What you are asked to do » Identify and reproduce every line holding the string "screenshot".

Dataset entries on figures:

★ ★ ★

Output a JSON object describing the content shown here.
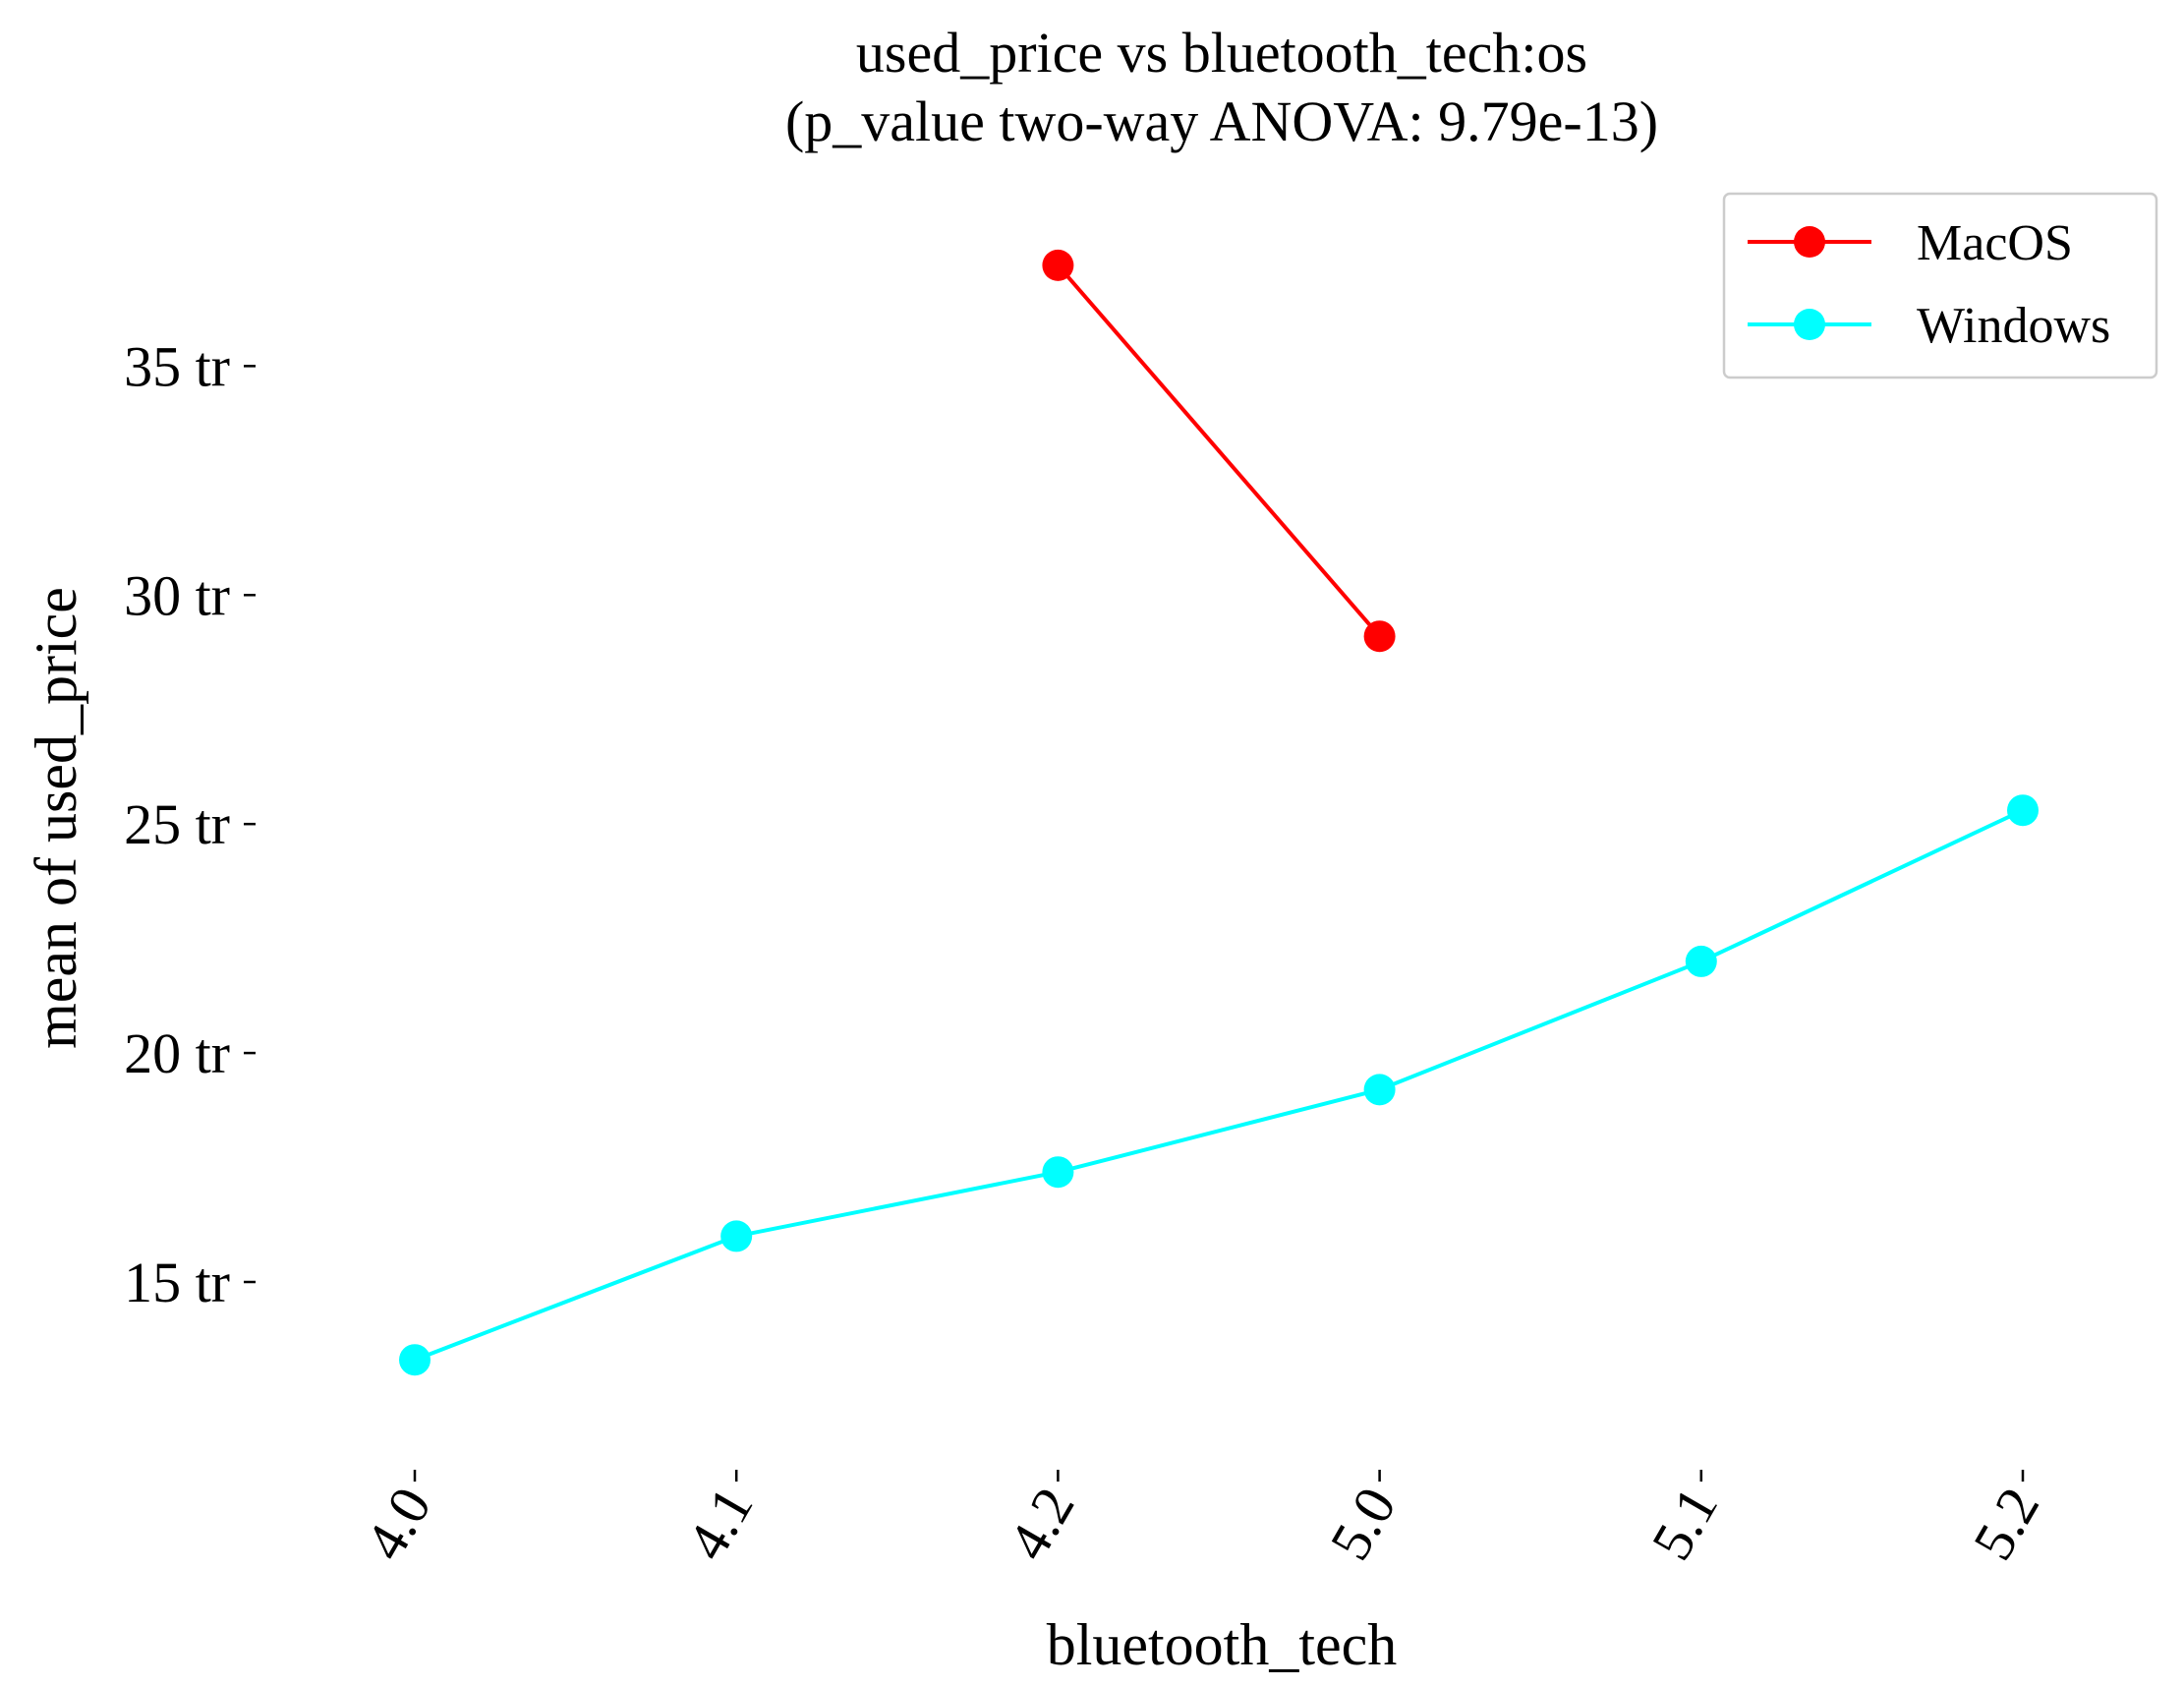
{
  "chart_data": {
    "type": "line",
    "title": "used_price vs bluetooth_tech:os",
    "subtitle": "(p_value two-way ANOVA: 9.79e-13)",
    "xlabel": "bluetooth_tech",
    "ylabel": "mean of used_price",
    "categories": [
      "4.0",
      "4.1",
      "4.2",
      "5.0",
      "5.1",
      "5.2"
    ],
    "y_ticks": [
      {
        "value": 15,
        "label": "15 tr"
      },
      {
        "value": 20,
        "label": "20 tr"
      },
      {
        "value": 25,
        "label": "25 tr"
      },
      {
        "value": 30,
        "label": "30 tr"
      },
      {
        "value": 35,
        "label": "35 tr"
      }
    ],
    "ylim": [
      10.9,
      38.7
    ],
    "grid": false,
    "legend_position": "top-right",
    "series": [
      {
        "name": "MacOS",
        "color": "#ff0000",
        "values": [
          null,
          null,
          37.2,
          29.1,
          null,
          null
        ]
      },
      {
        "name": "Windows",
        "color": "#00ffff",
        "values": [
          13.3,
          16.0,
          17.4,
          19.2,
          22.0,
          25.3
        ]
      }
    ]
  }
}
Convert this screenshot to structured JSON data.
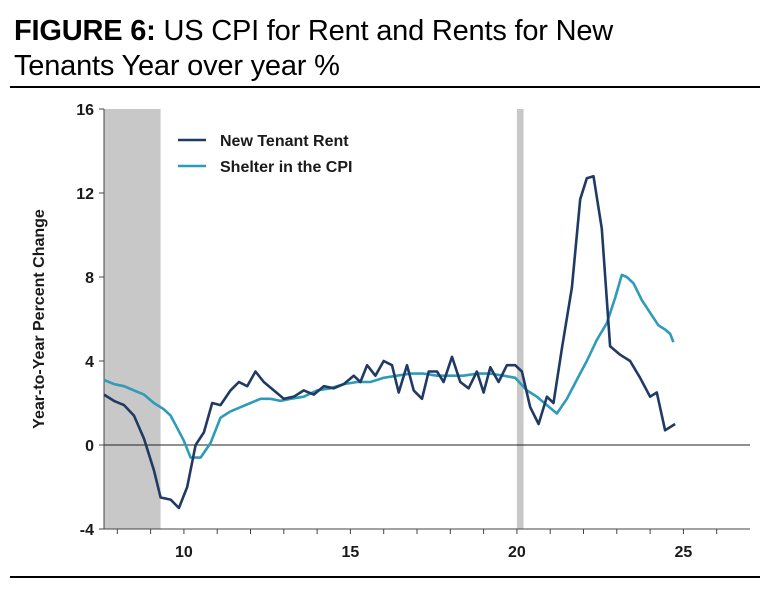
{
  "title": {
    "prefix": "FIGURE 6:",
    "line1": " US CPI for Rent and Rents for New",
    "line2": "Tenants Year over year %"
  },
  "chart_data": {
    "type": "line",
    "ylabel": "Year-to-Year Percent Change",
    "xlim": [
      2007.6,
      2027.0
    ],
    "ylim": [
      -4,
      16
    ],
    "y_ticks": [
      -4,
      0,
      4,
      8,
      12,
      16
    ],
    "y_tick_labels": [
      "-4",
      "0",
      "4",
      "8",
      "12",
      "16"
    ],
    "x_ticks": [
      2010,
      2015,
      2020,
      2025
    ],
    "x_tick_labels": [
      "10",
      "15",
      "20",
      "25"
    ],
    "recessions": [
      [
        2007.6,
        2009.3
      ],
      [
        2020.0,
        2020.2
      ]
    ],
    "legend_position": "top-left",
    "series": [
      {
        "name": "New Tenant Rent",
        "color": "#1f3a63",
        "points": [
          [
            2007.6,
            2.4
          ],
          [
            2007.9,
            2.1
          ],
          [
            2008.2,
            1.9
          ],
          [
            2008.5,
            1.4
          ],
          [
            2008.8,
            0.3
          ],
          [
            2009.1,
            -1.2
          ],
          [
            2009.3,
            -2.5
          ],
          [
            2009.6,
            -2.6
          ],
          [
            2009.85,
            -3.0
          ],
          [
            2010.1,
            -2.0
          ],
          [
            2010.35,
            0.0
          ],
          [
            2010.6,
            0.6
          ],
          [
            2010.85,
            2.0
          ],
          [
            2011.1,
            1.9
          ],
          [
            2011.4,
            2.6
          ],
          [
            2011.65,
            3.0
          ],
          [
            2011.9,
            2.8
          ],
          [
            2012.15,
            3.5
          ],
          [
            2012.4,
            3.0
          ],
          [
            2012.7,
            2.6
          ],
          [
            2013.0,
            2.2
          ],
          [
            2013.3,
            2.3
          ],
          [
            2013.6,
            2.6
          ],
          [
            2013.9,
            2.4
          ],
          [
            2014.2,
            2.8
          ],
          [
            2014.5,
            2.7
          ],
          [
            2014.8,
            2.9
          ],
          [
            2015.1,
            3.3
          ],
          [
            2015.3,
            3.0
          ],
          [
            2015.5,
            3.8
          ],
          [
            2015.75,
            3.3
          ],
          [
            2016.0,
            4.0
          ],
          [
            2016.25,
            3.8
          ],
          [
            2016.45,
            2.5
          ],
          [
            2016.7,
            3.8
          ],
          [
            2016.9,
            2.6
          ],
          [
            2017.15,
            2.2
          ],
          [
            2017.35,
            3.5
          ],
          [
            2017.6,
            3.5
          ],
          [
            2017.8,
            3.0
          ],
          [
            2018.05,
            4.2
          ],
          [
            2018.3,
            3.0
          ],
          [
            2018.55,
            2.7
          ],
          [
            2018.8,
            3.5
          ],
          [
            2019.0,
            2.5
          ],
          [
            2019.2,
            3.7
          ],
          [
            2019.45,
            3.0
          ],
          [
            2019.7,
            3.8
          ],
          [
            2019.95,
            3.8
          ],
          [
            2020.15,
            3.5
          ],
          [
            2020.4,
            1.8
          ],
          [
            2020.65,
            1.0
          ],
          [
            2020.9,
            2.3
          ],
          [
            2021.1,
            2.0
          ],
          [
            2021.35,
            4.6
          ],
          [
            2021.65,
            7.5
          ],
          [
            2021.9,
            11.7
          ],
          [
            2022.1,
            12.7
          ],
          [
            2022.3,
            12.8
          ],
          [
            2022.55,
            10.3
          ],
          [
            2022.8,
            4.7
          ],
          [
            2023.1,
            4.3
          ],
          [
            2023.4,
            4.0
          ],
          [
            2023.7,
            3.2
          ],
          [
            2024.0,
            2.3
          ],
          [
            2024.2,
            2.5
          ],
          [
            2024.45,
            0.7
          ],
          [
            2024.75,
            1.0
          ]
        ]
      },
      {
        "name": "Shelter in the CPI",
        "color": "#2e9bb8",
        "points": [
          [
            2007.6,
            3.1
          ],
          [
            2007.9,
            2.9
          ],
          [
            2008.2,
            2.8
          ],
          [
            2008.5,
            2.6
          ],
          [
            2008.8,
            2.4
          ],
          [
            2009.1,
            2.0
          ],
          [
            2009.4,
            1.7
          ],
          [
            2009.6,
            1.4
          ],
          [
            2009.8,
            0.8
          ],
          [
            2010.0,
            0.2
          ],
          [
            2010.2,
            -0.6
          ],
          [
            2010.5,
            -0.6
          ],
          [
            2010.8,
            0.1
          ],
          [
            2011.1,
            1.3
          ],
          [
            2011.4,
            1.6
          ],
          [
            2011.7,
            1.8
          ],
          [
            2012.0,
            2.0
          ],
          [
            2012.3,
            2.2
          ],
          [
            2012.6,
            2.2
          ],
          [
            2012.9,
            2.1
          ],
          [
            2013.2,
            2.2
          ],
          [
            2013.6,
            2.3
          ],
          [
            2014.0,
            2.6
          ],
          [
            2014.4,
            2.7
          ],
          [
            2014.8,
            2.9
          ],
          [
            2015.2,
            3.0
          ],
          [
            2015.6,
            3.0
          ],
          [
            2016.0,
            3.2
          ],
          [
            2016.4,
            3.3
          ],
          [
            2016.8,
            3.4
          ],
          [
            2017.2,
            3.4
          ],
          [
            2017.6,
            3.3
          ],
          [
            2018.0,
            3.3
          ],
          [
            2018.4,
            3.3
          ],
          [
            2018.8,
            3.4
          ],
          [
            2019.2,
            3.4
          ],
          [
            2019.6,
            3.3
          ],
          [
            2019.95,
            3.2
          ],
          [
            2020.3,
            2.6
          ],
          [
            2020.6,
            2.3
          ],
          [
            2020.9,
            1.9
          ],
          [
            2021.2,
            1.5
          ],
          [
            2021.5,
            2.2
          ],
          [
            2021.8,
            3.1
          ],
          [
            2022.1,
            4.0
          ],
          [
            2022.4,
            5.0
          ],
          [
            2022.7,
            5.8
          ],
          [
            2022.95,
            7.0
          ],
          [
            2023.15,
            8.1
          ],
          [
            2023.3,
            8.0
          ],
          [
            2023.5,
            7.7
          ],
          [
            2023.75,
            6.9
          ],
          [
            2024.0,
            6.3
          ],
          [
            2024.25,
            5.7
          ],
          [
            2024.45,
            5.5
          ],
          [
            2024.6,
            5.3
          ],
          [
            2024.7,
            4.9
          ]
        ]
      }
    ]
  }
}
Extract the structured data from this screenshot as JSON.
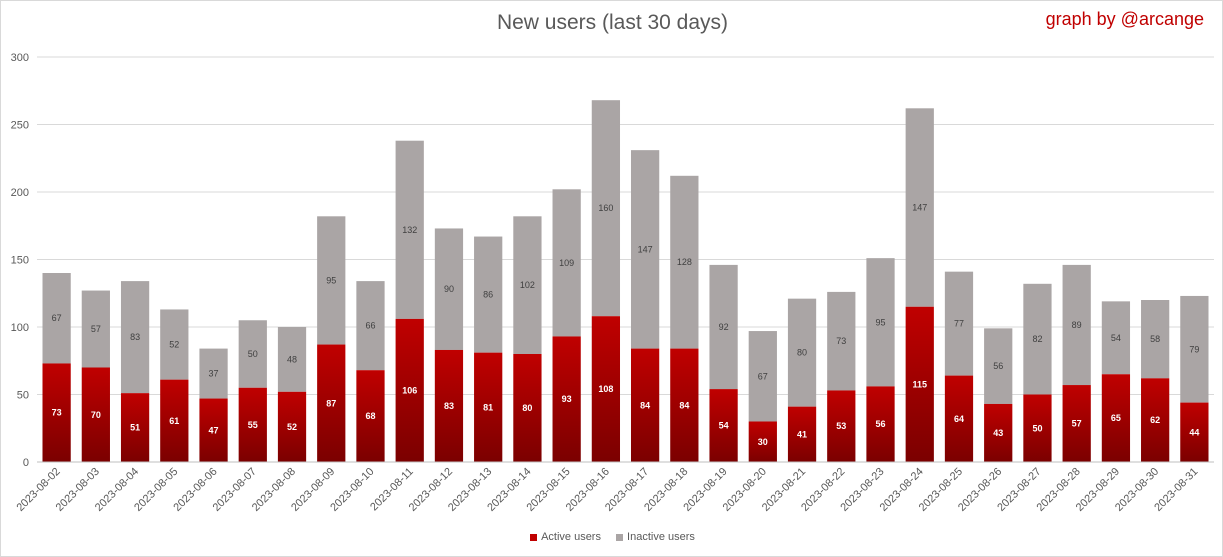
{
  "header": {
    "title": "New users (last 30 days)",
    "credit": "graph by @arcange"
  },
  "colors": {
    "active": "#c00000",
    "active_dark": "#7b0000",
    "inactive": "#aaa5a5",
    "grid": "#d9d9d9",
    "axis_text": "#595959"
  },
  "chart_data": {
    "type": "bar",
    "stacked": true,
    "title": "New users (last 30 days)",
    "xlabel": "",
    "ylabel": "",
    "ylim": [
      0,
      300
    ],
    "yticks": [
      0,
      50,
      100,
      150,
      200,
      250,
      300
    ],
    "grid": true,
    "legend_position": "bottom",
    "categories": [
      "2023-08-02",
      "2023-08-03",
      "2023-08-04",
      "2023-08-05",
      "2023-08-06",
      "2023-08-07",
      "2023-08-08",
      "2023-08-09",
      "2023-08-10",
      "2023-08-11",
      "2023-08-12",
      "2023-08-13",
      "2023-08-14",
      "2023-08-15",
      "2023-08-16",
      "2023-08-17",
      "2023-08-18",
      "2023-08-19",
      "2023-08-20",
      "2023-08-21",
      "2023-08-22",
      "2023-08-23",
      "2023-08-24",
      "2023-08-25",
      "2023-08-26",
      "2023-08-27",
      "2023-08-28",
      "2023-08-29",
      "2023-08-30",
      "2023-08-31"
    ],
    "series": [
      {
        "name": "Active users",
        "values": [
          73,
          70,
          51,
          61,
          47,
          55,
          52,
          87,
          68,
          106,
          83,
          81,
          80,
          93,
          108,
          84,
          84,
          54,
          30,
          41,
          53,
          56,
          115,
          64,
          43,
          50,
          57,
          65,
          62,
          44
        ]
      },
      {
        "name": "Inactive users",
        "values": [
          67,
          57,
          83,
          52,
          37,
          50,
          48,
          95,
          66,
          132,
          90,
          86,
          102,
          109,
          160,
          147,
          128,
          92,
          67,
          80,
          73,
          95,
          147,
          77,
          56,
          82,
          89,
          54,
          58,
          79
        ]
      }
    ]
  }
}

★ ★ ★

Answer for the task »
Convert this screenshot to structured JSON data.
Extract the structured data from this screenshot as JSON.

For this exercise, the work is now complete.